══ Supplied material ══

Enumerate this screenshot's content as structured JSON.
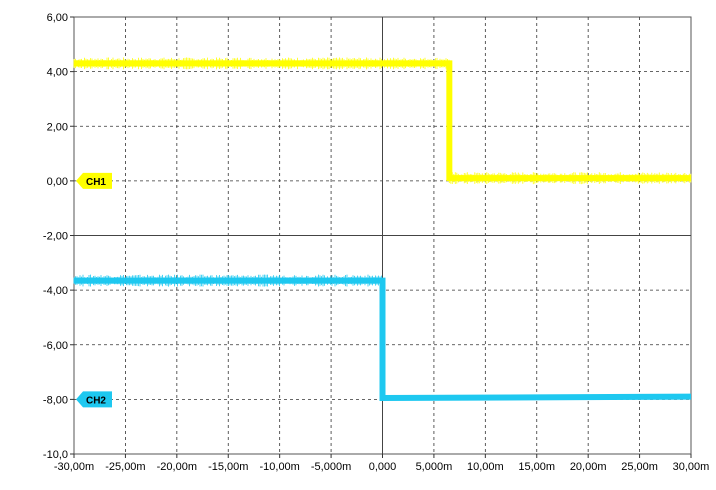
{
  "chart_data": {
    "type": "line",
    "title": "",
    "xlabel": "",
    "ylabel": "",
    "xlim": [
      -0.03,
      0.03
    ],
    "ylim": [
      -10.0,
      6.0
    ],
    "grid": true,
    "legend": "none",
    "x_ticks": [
      {
        "v": -0.03,
        "label": "-30,00m"
      },
      {
        "v": -0.025,
        "label": "-25,00m"
      },
      {
        "v": -0.02,
        "label": "-20,00m"
      },
      {
        "v": -0.015,
        "label": "-15,00m"
      },
      {
        "v": -0.01,
        "label": "-10,00m"
      },
      {
        "v": -0.005,
        "label": "-5,000m"
      },
      {
        "v": 0.0,
        "label": "0,000"
      },
      {
        "v": 0.005,
        "label": "5,000m"
      },
      {
        "v": 0.01,
        "label": "10,00m"
      },
      {
        "v": 0.015,
        "label": "15,00m"
      },
      {
        "v": 0.02,
        "label": "20,00m"
      },
      {
        "v": 0.025,
        "label": "25,00m"
      },
      {
        "v": 0.03,
        "label": "30,00m"
      }
    ],
    "y_ticks": [
      {
        "v": 6.0,
        "label": "6,00"
      },
      {
        "v": 4.0,
        "label": "4,00"
      },
      {
        "v": 2.0,
        "label": "2,00"
      },
      {
        "v": 0.0,
        "label": "0,00"
      },
      {
        "v": -2.0,
        "label": "-2,00"
      },
      {
        "v": -4.0,
        "label": "-4,00"
      },
      {
        "v": -6.0,
        "label": "-6,00"
      },
      {
        "v": -8.0,
        "label": "-8,00"
      },
      {
        "v": -10.0,
        "label": "-10,0"
      }
    ],
    "series": [
      {
        "name": "CH1",
        "color": "#ffff00",
        "zero_level": 0.0,
        "x": [
          -0.03,
          0.0065,
          0.0065,
          0.03
        ],
        "y": [
          4.3,
          4.3,
          0.1,
          0.1
        ]
      },
      {
        "name": "CH2",
        "color": "#1ec8f0",
        "zero_level": -8.0,
        "x": [
          -0.03,
          0.0,
          0.0,
          0.03
        ],
        "y": [
          -3.65,
          -3.65,
          -7.95,
          -7.9
        ]
      }
    ]
  }
}
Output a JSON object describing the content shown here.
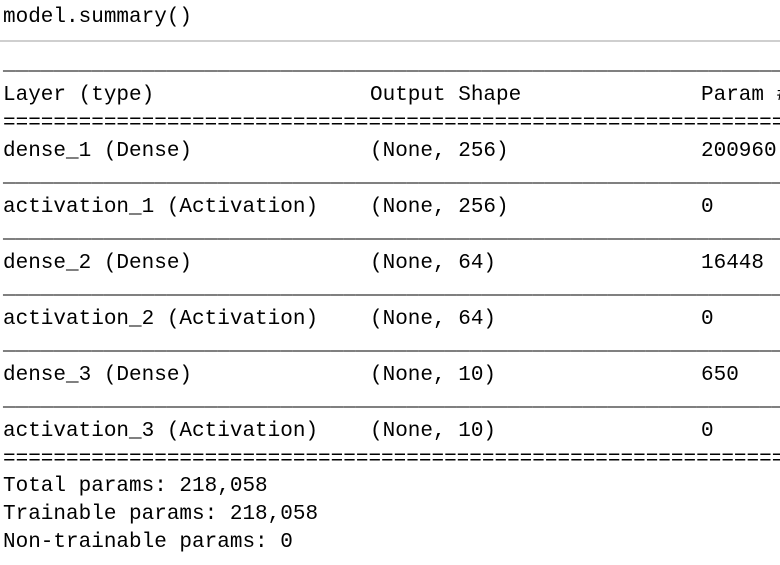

═══

▶ What is being asked
Without the images, write out each line of the data verbatim.

▶ Task solution
Enumerate this screenshot's content as structured JSON.
{
  "chart_data": {
    "type": "line",
    "title": "",
    "xlabel": "",
    "ylabel": "",
    "xlim": [
      -0.03,
      0.03
    ],
    "ylim": [
      -10.0,
      6.0
    ],
    "grid": true,
    "legend": "none",
    "x_ticks": [
      {
        "v": -0.03,
        "label": "-30,00m"
      },
      {
        "v": -0.025,
        "label": "-25,00m"
      },
      {
        "v": -0.02,
        "label": "-20,00m"
      },
      {
        "v": -0.015,
        "label": "-15,00m"
      },
      {
        "v": -0.01,
        "label": "-10,00m"
      },
      {
        "v": -0.005,
        "label": "-5,000m"
      },
      {
        "v": 0.0,
        "label": "0,000"
      },
      {
        "v": 0.005,
        "label": "5,000m"
      },
      {
        "v": 0.01,
        "label": "10,00m"
      },
      {
        "v": 0.015,
        "label": "15,00m"
      },
      {
        "v": 0.02,
        "label": "20,00m"
      },
      {
        "v": 0.025,
        "label": "25,00m"
      },
      {
        "v": 0.03,
        "label": "30,00m"
      }
    ],
    "y_ticks": [
      {
        "v": 6.0,
        "label": "6,00"
      },
      {
        "v": 4.0,
        "label": "4,00"
      },
      {
        "v": 2.0,
        "label": "2,00"
      },
      {
        "v": 0.0,
        "label": "0,00"
      },
      {
        "v": -2.0,
        "label": "-2,00"
      },
      {
        "v": -4.0,
        "label": "-4,00"
      },
      {
        "v": -6.0,
        "label": "-6,00"
      },
      {
        "v": -8.0,
        "label": "-8,00"
      },
      {
        "v": -10.0,
        "label": "-10,0"
      }
    ],
    "series": [
      {
        "name": "CH1",
        "color": "#ffff00",
        "zero_level": 0.0,
        "x": [
          -0.03,
          0.0065,
          0.0065,
          0.03
        ],
        "y": [
          4.3,
          4.3,
          0.1,
          0.1
        ]
      },
      {
        "name": "CH2",
        "color": "#1ec8f0",
        "zero_level": -8.0,
        "x": [
          -0.03,
          0.0,
          0.0,
          0.03
        ],
        "y": [
          -3.65,
          -3.65,
          -7.95,
          -7.9
        ]
      }
    ]
  }
}
Output a JSON object describing the content shown here.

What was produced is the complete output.